_Your goal_
Write the material out again, line by line, exactly as it is.

_Data_
╭──
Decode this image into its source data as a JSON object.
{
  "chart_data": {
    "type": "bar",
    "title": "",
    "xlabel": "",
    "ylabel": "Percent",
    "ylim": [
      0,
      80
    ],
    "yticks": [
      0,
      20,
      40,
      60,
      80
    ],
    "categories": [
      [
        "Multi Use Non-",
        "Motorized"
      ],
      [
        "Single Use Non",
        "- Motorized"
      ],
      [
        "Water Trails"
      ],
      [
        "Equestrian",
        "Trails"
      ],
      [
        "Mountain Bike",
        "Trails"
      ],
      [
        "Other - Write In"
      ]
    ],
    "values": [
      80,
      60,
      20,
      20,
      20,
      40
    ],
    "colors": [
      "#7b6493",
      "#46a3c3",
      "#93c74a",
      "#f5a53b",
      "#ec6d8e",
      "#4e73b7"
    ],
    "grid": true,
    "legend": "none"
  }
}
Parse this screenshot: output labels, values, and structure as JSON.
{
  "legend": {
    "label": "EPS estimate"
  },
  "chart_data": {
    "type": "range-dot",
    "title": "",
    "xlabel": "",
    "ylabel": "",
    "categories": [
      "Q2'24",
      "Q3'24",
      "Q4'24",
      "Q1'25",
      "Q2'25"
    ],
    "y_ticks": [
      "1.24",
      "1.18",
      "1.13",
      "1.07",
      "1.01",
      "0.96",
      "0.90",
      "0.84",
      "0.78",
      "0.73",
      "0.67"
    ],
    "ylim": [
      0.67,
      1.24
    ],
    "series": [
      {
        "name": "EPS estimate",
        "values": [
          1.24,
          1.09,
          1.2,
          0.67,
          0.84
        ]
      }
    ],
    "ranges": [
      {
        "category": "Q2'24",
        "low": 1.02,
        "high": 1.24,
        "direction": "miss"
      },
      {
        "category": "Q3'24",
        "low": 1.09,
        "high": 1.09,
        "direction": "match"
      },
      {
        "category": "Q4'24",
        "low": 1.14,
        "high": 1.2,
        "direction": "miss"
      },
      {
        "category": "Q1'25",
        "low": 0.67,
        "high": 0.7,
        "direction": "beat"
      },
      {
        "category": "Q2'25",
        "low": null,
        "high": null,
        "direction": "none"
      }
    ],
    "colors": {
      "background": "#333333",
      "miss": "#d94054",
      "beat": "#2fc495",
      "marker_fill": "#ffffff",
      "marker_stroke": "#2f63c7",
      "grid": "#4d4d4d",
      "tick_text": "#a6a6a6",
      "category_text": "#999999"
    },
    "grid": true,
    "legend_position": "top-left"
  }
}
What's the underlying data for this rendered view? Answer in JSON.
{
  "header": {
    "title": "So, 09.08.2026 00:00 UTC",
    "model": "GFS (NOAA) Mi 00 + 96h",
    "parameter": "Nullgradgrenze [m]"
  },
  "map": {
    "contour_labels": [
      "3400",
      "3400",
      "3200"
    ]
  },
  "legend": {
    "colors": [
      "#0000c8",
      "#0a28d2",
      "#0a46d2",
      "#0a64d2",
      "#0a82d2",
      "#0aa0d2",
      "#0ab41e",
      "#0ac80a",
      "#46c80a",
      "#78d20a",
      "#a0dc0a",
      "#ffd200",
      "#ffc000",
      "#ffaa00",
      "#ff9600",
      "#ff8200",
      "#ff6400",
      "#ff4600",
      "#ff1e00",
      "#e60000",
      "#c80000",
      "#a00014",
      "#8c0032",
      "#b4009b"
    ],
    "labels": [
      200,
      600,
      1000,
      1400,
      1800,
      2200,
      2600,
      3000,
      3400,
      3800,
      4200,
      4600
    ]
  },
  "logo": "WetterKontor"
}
╰──
_Solution to this task_
Decode this image into its source data as a JSON object.
{
  "chart_data": {
    "type": "bar",
    "title": "",
    "xlabel": "",
    "ylabel": "Percent",
    "ylim": [
      0,
      80
    ],
    "yticks": [
      0,
      20,
      40,
      60,
      80
    ],
    "categories": [
      [
        "Multi Use Non-",
        "Motorized"
      ],
      [
        "Single Use Non",
        "- Motorized"
      ],
      [
        "Water Trails"
      ],
      [
        "Equestrian",
        "Trails"
      ],
      [
        "Mountain Bike",
        "Trails"
      ],
      [
        "Other - Write In"
      ]
    ],
    "values": [
      80,
      60,
      20,
      20,
      20,
      40
    ],
    "colors": [
      "#7b6493",
      "#46a3c3",
      "#93c74a",
      "#f5a53b",
      "#ec6d8e",
      "#4e73b7"
    ],
    "grid": true,
    "legend": "none"
  }
}
Parse this screenshot: output labels, values, and structure as JSON.
{
  "legend": {
    "label": "EPS estimate"
  },
  "chart_data": {
    "type": "range-dot",
    "title": "",
    "xlabel": "",
    "ylabel": "",
    "categories": [
      "Q2'24",
      "Q3'24",
      "Q4'24",
      "Q1'25",
      "Q2'25"
    ],
    "y_ticks": [
      "1.24",
      "1.18",
      "1.13",
      "1.07",
      "1.01",
      "0.96",
      "0.90",
      "0.84",
      "0.78",
      "0.73",
      "0.67"
    ],
    "ylim": [
      0.67,
      1.24
    ],
    "series": [
      {
        "name": "EPS estimate",
        "values": [
          1.24,
          1.09,
          1.2,
          0.67,
          0.84
        ]
      }
    ],
    "ranges": [
      {
        "category": "Q2'24",
        "low": 1.02,
        "high": 1.24,
        "direction": "miss"
      },
      {
        "category": "Q3'24",
        "low": 1.09,
        "high": 1.09,
        "direction": "match"
      },
      {
        "category": "Q4'24",
        "low": 1.14,
        "high": 1.2,
        "direction": "miss"
      },
      {
        "category": "Q1'25",
        "low": 0.67,
        "high": 0.7,
        "direction": "beat"
      },
      {
        "category": "Q2'25",
        "low": null,
        "high": null,
        "direction": "none"
      }
    ],
    "colors": {
      "background": "#333333",
      "miss": "#d94054",
      "beat": "#2fc495",
      "marker_fill": "#ffffff",
      "marker_stroke": "#2f63c7",
      "grid": "#4d4d4d",
      "tick_text": "#a6a6a6",
      "category_text": "#999999"
    },
    "grid": true,
    "legend_position": "top-left"
  }
}
What's the underlying data for this rendered view? Answer in JSON.
{
  "header": {
    "title": "So, 09.08.2026 00:00 UTC",
    "model": "GFS (NOAA) Mi 00 + 96h",
    "parameter": "Nullgradgrenze [m]"
  },
  "map": {
    "contour_labels": [
      "3400",
      "3400",
      "3200"
    ]
  },
  "legend": {
    "colors": [
      "#0000c8",
      "#0a28d2",
      "#0a46d2",
      "#0a64d2",
      "#0a82d2",
      "#0aa0d2",
      "#0ab41e",
      "#0ac80a",
      "#46c80a",
      "#78d20a",
      "#a0dc0a",
      "#ffd200",
      "#ffc000",
      "#ffaa00",
      "#ff9600",
      "#ff8200",
      "#ff6400",
      "#ff4600",
      "#ff1e00",
      "#e60000",
      "#c80000",
      "#a00014",
      "#8c0032",
      "#b4009b"
    ],
    "labels": [
      200,
      600,
      1000,
      1400,
      1800,
      2200,
      2600,
      3000,
      3400,
      3800,
      4200,
      4600
    ]
  },
  "logo": "WetterKontor"
}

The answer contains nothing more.